(WHAT YOU SHOULD DO): Below are records. Copy every line with "学情预设" in it.

(SUPPLIED MATERIAL):
###
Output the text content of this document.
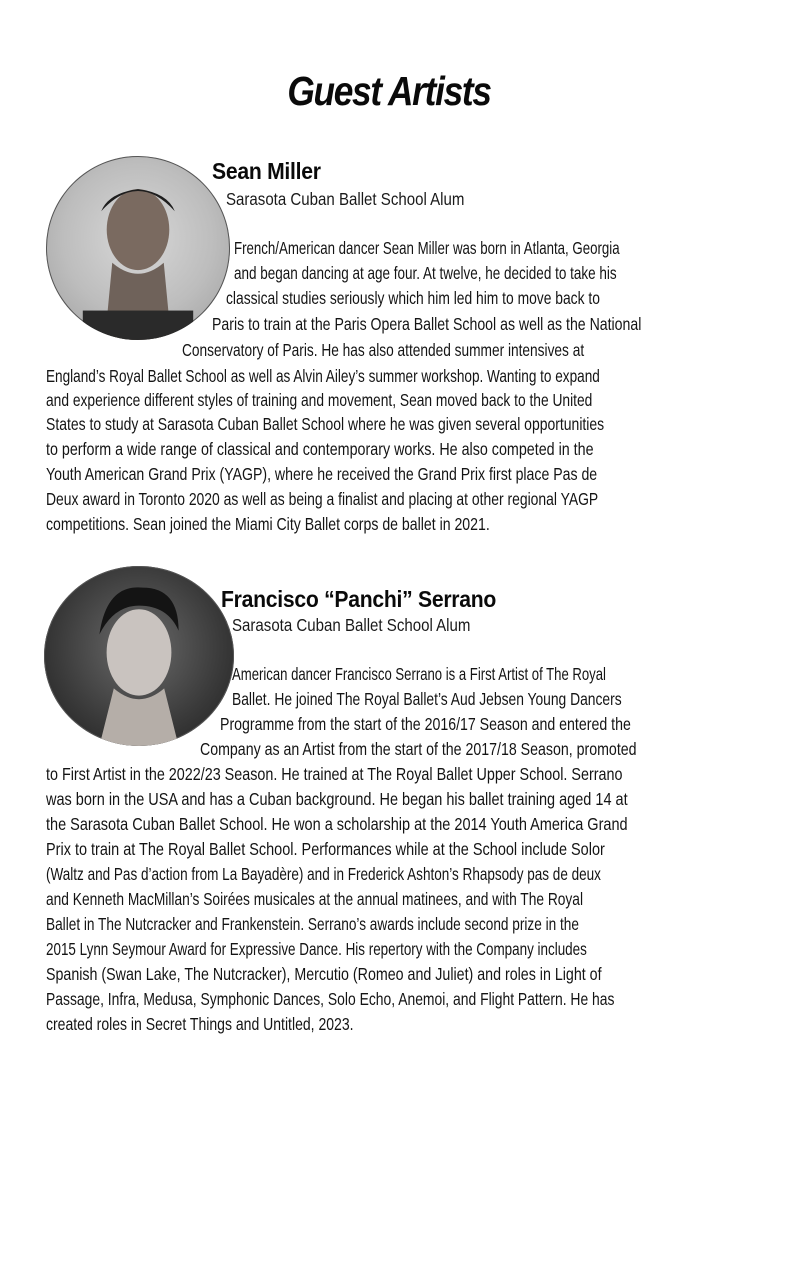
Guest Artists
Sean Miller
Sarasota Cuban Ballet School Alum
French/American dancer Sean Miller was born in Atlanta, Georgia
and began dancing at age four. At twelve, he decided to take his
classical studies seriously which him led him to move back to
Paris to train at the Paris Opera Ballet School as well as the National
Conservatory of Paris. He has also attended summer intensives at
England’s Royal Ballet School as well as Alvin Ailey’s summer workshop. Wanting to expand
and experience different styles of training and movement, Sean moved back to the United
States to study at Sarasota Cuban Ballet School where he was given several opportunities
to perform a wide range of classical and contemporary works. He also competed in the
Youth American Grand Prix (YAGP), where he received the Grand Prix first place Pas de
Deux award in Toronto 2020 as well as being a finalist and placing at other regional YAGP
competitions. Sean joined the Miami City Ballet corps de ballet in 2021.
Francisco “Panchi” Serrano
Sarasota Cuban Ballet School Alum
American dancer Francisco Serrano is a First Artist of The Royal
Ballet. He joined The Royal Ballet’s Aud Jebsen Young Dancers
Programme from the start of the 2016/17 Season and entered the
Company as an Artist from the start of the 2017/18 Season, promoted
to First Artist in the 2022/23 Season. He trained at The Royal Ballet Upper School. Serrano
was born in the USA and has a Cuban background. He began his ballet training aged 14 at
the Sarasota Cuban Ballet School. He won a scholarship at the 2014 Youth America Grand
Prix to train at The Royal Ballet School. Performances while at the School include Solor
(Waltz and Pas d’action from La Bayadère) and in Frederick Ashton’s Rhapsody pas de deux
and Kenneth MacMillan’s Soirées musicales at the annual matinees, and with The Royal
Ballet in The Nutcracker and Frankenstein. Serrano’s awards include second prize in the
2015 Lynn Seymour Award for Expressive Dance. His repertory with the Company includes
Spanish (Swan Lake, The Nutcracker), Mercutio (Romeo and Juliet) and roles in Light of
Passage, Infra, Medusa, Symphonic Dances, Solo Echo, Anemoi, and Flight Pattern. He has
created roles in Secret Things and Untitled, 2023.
###
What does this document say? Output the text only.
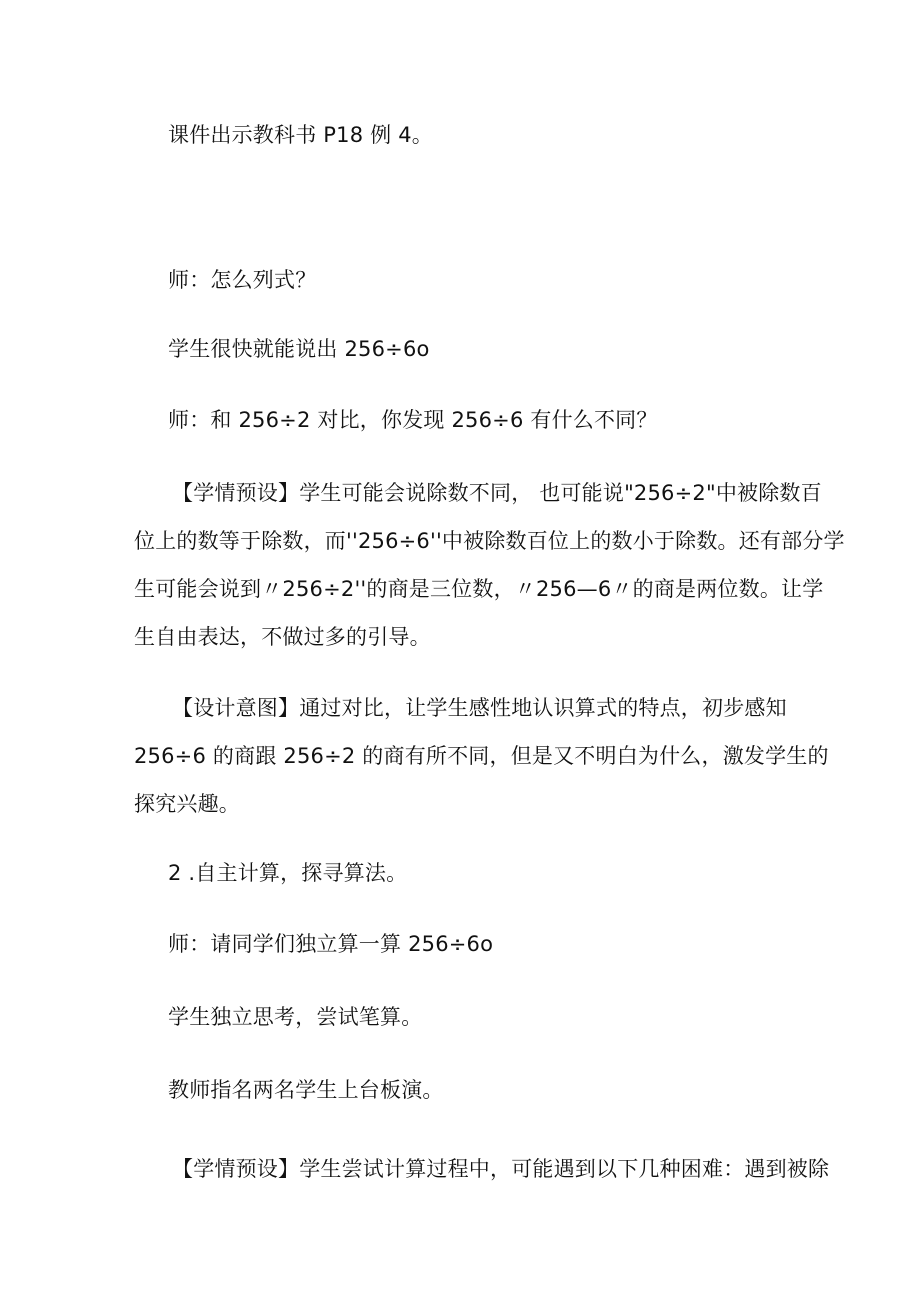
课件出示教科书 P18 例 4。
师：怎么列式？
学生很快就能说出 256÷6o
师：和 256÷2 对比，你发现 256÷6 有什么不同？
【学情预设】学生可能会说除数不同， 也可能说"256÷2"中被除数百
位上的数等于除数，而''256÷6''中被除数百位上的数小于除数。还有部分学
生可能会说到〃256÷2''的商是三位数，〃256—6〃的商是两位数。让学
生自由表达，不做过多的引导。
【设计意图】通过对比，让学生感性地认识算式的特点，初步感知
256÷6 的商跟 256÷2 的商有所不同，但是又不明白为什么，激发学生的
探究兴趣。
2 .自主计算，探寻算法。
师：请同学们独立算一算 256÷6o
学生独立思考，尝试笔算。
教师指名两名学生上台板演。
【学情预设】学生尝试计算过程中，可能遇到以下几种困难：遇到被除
###
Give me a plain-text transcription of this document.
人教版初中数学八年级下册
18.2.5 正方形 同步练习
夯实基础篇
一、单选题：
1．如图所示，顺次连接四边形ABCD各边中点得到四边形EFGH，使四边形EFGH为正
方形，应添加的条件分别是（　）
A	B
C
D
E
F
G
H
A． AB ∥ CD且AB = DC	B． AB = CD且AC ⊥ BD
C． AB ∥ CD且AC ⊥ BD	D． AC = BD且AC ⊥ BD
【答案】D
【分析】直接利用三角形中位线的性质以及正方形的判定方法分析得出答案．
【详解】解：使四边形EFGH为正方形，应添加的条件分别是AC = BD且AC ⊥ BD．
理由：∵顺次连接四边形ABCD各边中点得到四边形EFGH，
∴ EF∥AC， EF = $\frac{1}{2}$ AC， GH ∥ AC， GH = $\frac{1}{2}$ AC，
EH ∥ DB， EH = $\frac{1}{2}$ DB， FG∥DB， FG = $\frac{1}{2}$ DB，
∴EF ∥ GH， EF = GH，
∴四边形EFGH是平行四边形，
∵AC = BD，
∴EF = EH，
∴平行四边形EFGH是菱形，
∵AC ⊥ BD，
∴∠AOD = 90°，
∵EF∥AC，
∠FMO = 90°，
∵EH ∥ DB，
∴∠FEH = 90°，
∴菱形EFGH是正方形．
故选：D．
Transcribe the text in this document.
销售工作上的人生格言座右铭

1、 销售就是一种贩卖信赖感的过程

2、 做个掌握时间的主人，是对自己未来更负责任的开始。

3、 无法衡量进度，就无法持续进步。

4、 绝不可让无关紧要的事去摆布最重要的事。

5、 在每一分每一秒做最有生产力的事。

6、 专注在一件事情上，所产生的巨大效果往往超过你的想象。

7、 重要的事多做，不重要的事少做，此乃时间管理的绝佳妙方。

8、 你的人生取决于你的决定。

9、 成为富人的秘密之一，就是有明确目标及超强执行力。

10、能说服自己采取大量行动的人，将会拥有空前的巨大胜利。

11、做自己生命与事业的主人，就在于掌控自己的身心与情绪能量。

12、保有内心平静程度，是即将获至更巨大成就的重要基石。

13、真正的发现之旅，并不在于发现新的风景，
###
(TASK RESPONSE):
【学情预设】学生可能会说除数不同， 也可能说"256÷2"中被除数百
【学情预设】学生尝试计算过程中，可能遇到以下几种困难：遇到被除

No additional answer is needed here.